EXTRACTED ENTRIES
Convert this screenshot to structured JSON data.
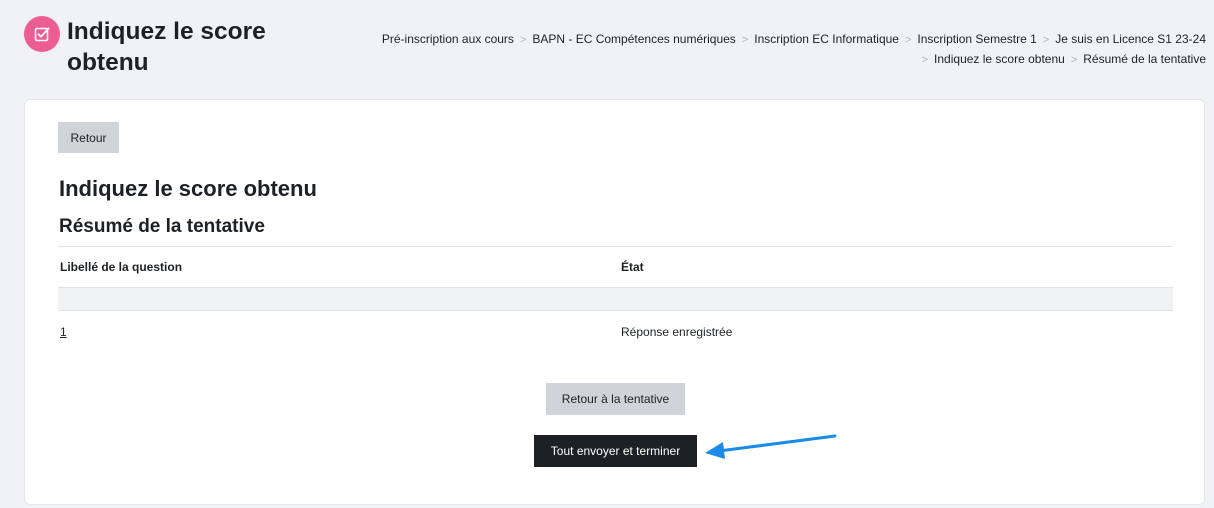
{
  "header": {
    "title": "Indiquez le score obtenu",
    "icon": "quiz-checkbox-icon",
    "icon_color": "#ec5d93"
  },
  "breadcrumb": [
    "Pré-inscription aux cours",
    "BAPN - EC Compétences numériques",
    "Inscription EC Informatique",
    "Inscription Semestre 1",
    "Je suis en Licence S1 23-24",
    "Indiquez le score obtenu",
    "Résumé de la tentative"
  ],
  "main": {
    "back_label": "Retour",
    "quiz_name": "Indiquez le score obtenu",
    "summary_title": "Résumé de la tentative",
    "table": {
      "headers": [
        "Libellé de la question",
        "État"
      ],
      "rows": [
        {
          "question": "1",
          "status": "Réponse enregistrée"
        }
      ]
    },
    "return_button_label": "Retour à la tentative",
    "submit_button_label": "Tout envoyer et terminer",
    "annotation_arrow_color": "#1a8be8"
  }
}
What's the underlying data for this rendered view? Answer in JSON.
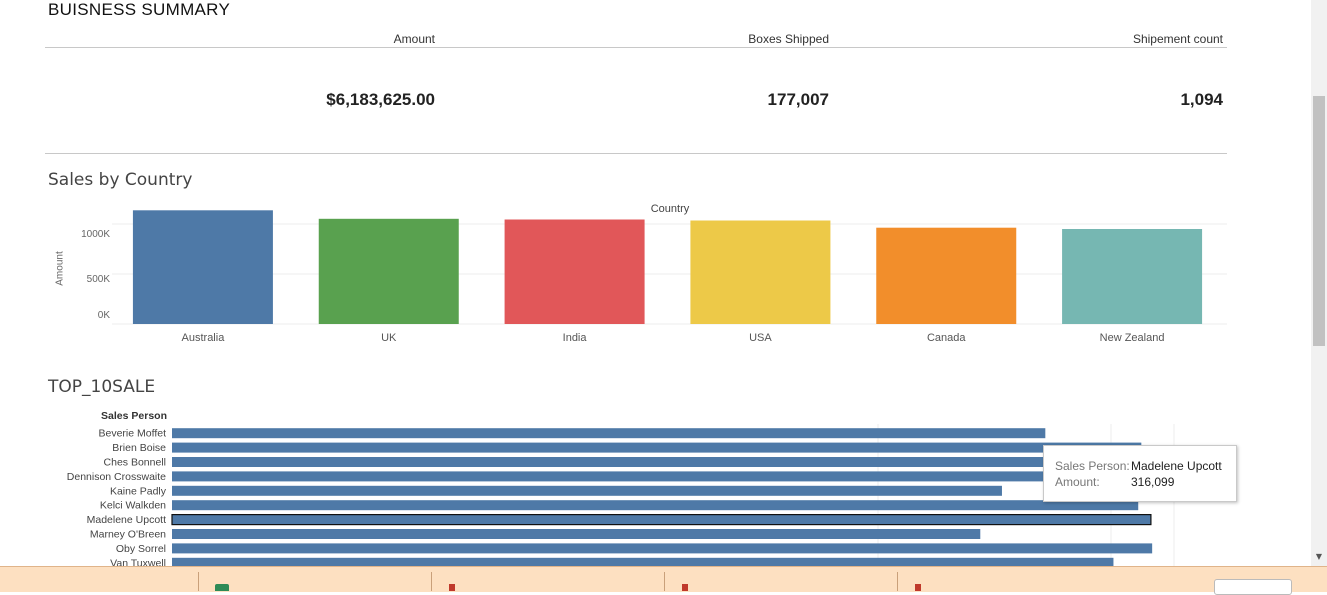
{
  "summary": {
    "title": "BUISNESS SUMMARY",
    "headers": [
      "Amount",
      "Boxes Shipped",
      "Shipement count"
    ],
    "values": [
      "$6,183,625.00",
      "177,007",
      "1,094"
    ]
  },
  "sales_by_country": {
    "title": "Sales by Country",
    "column_header": "Country",
    "ylabel": "Amount",
    "yticks": [
      "1000K",
      "500K",
      "0K"
    ]
  },
  "top10": {
    "title": "TOP_10SALE",
    "row_header": "Sales Person"
  },
  "tooltip": {
    "label1": "Sales Person:",
    "value1": "Madelene Upcott",
    "label2": "Amount:",
    "value2": "316,099"
  },
  "chart_data": [
    {
      "type": "bar",
      "title": "Sales by Country",
      "xlabel": "Country",
      "ylabel": "Amount",
      "categories": [
        "Australia",
        "UK",
        "India",
        "USA",
        "Canada",
        "New Zealand"
      ],
      "values": [
        1137000,
        1052000,
        1045000,
        1035000,
        963000,
        950000
      ],
      "colors": [
        "#4e79a7",
        "#59a14f",
        "#e15759",
        "#edc948",
        "#f28e2b",
        "#76b7b2"
      ],
      "ylim": [
        0,
        1100000
      ],
      "grid": true
    },
    {
      "type": "bar",
      "orientation": "horizontal",
      "title": "TOP_10SALE",
      "ylabel": "Sales Person",
      "categories": [
        "Beverie Moffet",
        "Brien Boise",
        "Ches Bonnell",
        "Dennison Crosswaite",
        "Kaine Padly",
        "Kelci Walkden",
        "Madelene Upcott",
        "Marney O'Breen",
        "Oby Sorrel",
        "Van Tuxwell"
      ],
      "values": [
        282000,
        313000,
        313000,
        304000,
        268000,
        312000,
        316099,
        261000,
        316500,
        304000
      ],
      "color": "#4e79a7",
      "highlighted": "Madelene Upcott",
      "xlim": [
        0,
        320000
      ]
    }
  ]
}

WHAT THE TASK ASKS
Copy the listing word for word, excluding its pictures.

TASK OUTPUT
Convert this screenshot to structured JSON data.
{
  "header": {
    "title": "Indiquez le score obtenu",
    "icon": "quiz-checkbox-icon",
    "icon_color": "#ec5d93"
  },
  "breadcrumb": [
    "Pré-inscription aux cours",
    "BAPN - EC Compétences numériques",
    "Inscription EC Informatique",
    "Inscription Semestre 1",
    "Je suis en Licence S1 23-24",
    "Indiquez le score obtenu",
    "Résumé de la tentative"
  ],
  "main": {
    "back_label": "Retour",
    "quiz_name": "Indiquez le score obtenu",
    "summary_title": "Résumé de la tentative",
    "table": {
      "headers": [
        "Libellé de la question",
        "État"
      ],
      "rows": [
        {
          "question": "1",
          "status": "Réponse enregistrée"
        }
      ]
    },
    "return_button_label": "Retour à la tentative",
    "submit_button_label": "Tout envoyer et terminer",
    "annotation_arrow_color": "#1a8be8"
  }
}
What's the underlying data for this rendered view? Answer in JSON.
{
  "summary": {
    "title": "BUISNESS SUMMARY",
    "headers": [
      "Amount",
      "Boxes Shipped",
      "Shipement count"
    ],
    "values": [
      "$6,183,625.00",
      "177,007",
      "1,094"
    ]
  },
  "sales_by_country": {
    "title": "Sales by Country",
    "column_header": "Country",
    "ylabel": "Amount",
    "yticks": [
      "1000K",
      "500K",
      "0K"
    ]
  },
  "top10": {
    "title": "TOP_10SALE",
    "row_header": "Sales Person"
  },
  "tooltip": {
    "label1": "Sales Person:",
    "value1": "Madelene Upcott",
    "label2": "Amount:",
    "value2": "316,099"
  },
  "chart_data": [
    {
      "type": "bar",
      "title": "Sales by Country",
      "xlabel": "Country",
      "ylabel": "Amount",
      "categories": [
        "Australia",
        "UK",
        "India",
        "USA",
        "Canada",
        "New Zealand"
      ],
      "values": [
        1137000,
        1052000,
        1045000,
        1035000,
        963000,
        950000
      ],
      "colors": [
        "#4e79a7",
        "#59a14f",
        "#e15759",
        "#edc948",
        "#f28e2b",
        "#76b7b2"
      ],
      "ylim": [
        0,
        1100000
      ],
      "grid": true
    },
    {
      "type": "bar",
      "orientation": "horizontal",
      "title": "TOP_10SALE",
      "ylabel": "Sales Person",
      "categories": [
        "Beverie Moffet",
        "Brien Boise",
        "Ches Bonnell",
        "Dennison Crosswaite",
        "Kaine Padly",
        "Kelci Walkden",
        "Madelene Upcott",
        "Marney O'Breen",
        "Oby Sorrel",
        "Van Tuxwell"
      ],
      "values": [
        282000,
        313000,
        313000,
        304000,
        268000,
        312000,
        316099,
        261000,
        316500,
        304000
      ],
      "color": "#4e79a7",
      "highlighted": "Madelene Upcott",
      "xlim": [
        0,
        320000
      ]
    }
  ]
}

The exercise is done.